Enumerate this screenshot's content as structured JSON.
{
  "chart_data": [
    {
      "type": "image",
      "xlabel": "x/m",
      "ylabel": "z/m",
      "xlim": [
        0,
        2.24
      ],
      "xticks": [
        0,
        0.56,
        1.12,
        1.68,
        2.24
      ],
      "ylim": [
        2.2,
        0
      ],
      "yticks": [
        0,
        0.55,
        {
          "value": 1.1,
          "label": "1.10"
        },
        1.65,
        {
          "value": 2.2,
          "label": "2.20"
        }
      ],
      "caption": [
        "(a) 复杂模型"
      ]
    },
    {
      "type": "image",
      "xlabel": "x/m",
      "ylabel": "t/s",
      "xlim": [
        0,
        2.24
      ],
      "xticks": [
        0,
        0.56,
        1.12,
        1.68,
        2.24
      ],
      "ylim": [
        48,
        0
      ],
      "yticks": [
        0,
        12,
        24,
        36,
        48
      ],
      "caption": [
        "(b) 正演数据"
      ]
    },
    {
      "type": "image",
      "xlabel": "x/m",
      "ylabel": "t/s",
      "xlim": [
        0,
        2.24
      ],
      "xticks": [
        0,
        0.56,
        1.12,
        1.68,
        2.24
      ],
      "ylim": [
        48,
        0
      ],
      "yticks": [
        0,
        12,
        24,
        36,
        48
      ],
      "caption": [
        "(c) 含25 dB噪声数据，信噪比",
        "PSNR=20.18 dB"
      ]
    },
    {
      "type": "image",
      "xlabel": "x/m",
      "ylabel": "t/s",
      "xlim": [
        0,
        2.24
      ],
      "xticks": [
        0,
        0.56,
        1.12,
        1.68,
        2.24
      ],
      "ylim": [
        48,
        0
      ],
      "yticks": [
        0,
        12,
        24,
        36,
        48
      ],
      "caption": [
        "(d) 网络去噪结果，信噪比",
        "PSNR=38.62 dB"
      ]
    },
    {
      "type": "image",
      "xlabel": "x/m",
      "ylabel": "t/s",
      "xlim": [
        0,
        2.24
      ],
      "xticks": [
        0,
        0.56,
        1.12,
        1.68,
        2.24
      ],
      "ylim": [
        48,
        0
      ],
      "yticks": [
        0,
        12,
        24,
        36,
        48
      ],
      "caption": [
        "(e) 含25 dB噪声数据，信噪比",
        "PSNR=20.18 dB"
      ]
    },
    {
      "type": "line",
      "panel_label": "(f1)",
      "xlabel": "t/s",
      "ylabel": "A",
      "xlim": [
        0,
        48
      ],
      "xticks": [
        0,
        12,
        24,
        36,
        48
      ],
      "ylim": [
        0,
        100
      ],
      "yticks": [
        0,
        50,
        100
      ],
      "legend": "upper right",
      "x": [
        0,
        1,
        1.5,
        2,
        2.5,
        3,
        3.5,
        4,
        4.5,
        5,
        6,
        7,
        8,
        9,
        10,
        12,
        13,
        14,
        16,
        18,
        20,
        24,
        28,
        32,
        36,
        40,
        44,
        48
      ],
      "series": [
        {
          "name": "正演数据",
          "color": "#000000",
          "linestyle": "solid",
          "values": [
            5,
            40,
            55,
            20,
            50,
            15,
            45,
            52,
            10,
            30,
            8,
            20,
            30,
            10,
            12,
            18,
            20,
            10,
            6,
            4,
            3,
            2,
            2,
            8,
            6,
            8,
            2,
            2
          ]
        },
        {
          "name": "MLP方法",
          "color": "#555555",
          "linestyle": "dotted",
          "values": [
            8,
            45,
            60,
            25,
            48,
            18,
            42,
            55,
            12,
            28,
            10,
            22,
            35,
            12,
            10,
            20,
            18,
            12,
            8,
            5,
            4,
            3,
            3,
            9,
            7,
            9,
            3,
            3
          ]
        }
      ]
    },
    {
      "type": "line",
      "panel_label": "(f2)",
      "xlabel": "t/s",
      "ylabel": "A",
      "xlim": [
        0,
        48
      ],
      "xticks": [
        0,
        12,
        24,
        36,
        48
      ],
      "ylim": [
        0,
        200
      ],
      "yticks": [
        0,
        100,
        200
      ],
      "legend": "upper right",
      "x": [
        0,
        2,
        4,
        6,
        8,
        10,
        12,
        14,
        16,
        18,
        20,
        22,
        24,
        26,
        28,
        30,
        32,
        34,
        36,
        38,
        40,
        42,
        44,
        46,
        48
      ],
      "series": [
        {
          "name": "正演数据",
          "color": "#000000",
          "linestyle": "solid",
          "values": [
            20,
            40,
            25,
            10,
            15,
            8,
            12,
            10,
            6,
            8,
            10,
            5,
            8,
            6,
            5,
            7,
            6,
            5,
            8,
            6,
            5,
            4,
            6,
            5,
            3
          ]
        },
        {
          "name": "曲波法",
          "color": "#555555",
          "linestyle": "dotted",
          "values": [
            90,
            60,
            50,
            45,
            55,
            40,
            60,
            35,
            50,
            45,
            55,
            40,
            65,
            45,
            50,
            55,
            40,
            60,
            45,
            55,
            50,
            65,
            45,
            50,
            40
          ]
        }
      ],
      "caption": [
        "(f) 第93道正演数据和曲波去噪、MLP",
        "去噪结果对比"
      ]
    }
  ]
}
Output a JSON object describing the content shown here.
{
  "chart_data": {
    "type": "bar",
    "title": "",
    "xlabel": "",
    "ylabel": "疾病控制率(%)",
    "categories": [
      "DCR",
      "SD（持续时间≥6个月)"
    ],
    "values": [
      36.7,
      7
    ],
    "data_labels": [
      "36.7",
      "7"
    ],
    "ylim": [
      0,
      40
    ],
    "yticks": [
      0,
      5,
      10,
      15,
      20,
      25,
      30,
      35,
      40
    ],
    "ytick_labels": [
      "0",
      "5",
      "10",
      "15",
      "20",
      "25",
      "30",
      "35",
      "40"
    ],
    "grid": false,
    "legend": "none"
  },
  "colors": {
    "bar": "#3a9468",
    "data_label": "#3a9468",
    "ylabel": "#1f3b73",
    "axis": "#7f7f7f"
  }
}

───

Locate the word "JSON" in the records above, and return each line that has it.

Enumerate this screenshot's content as structured JSON.
Output a JSON object describing the content shown here.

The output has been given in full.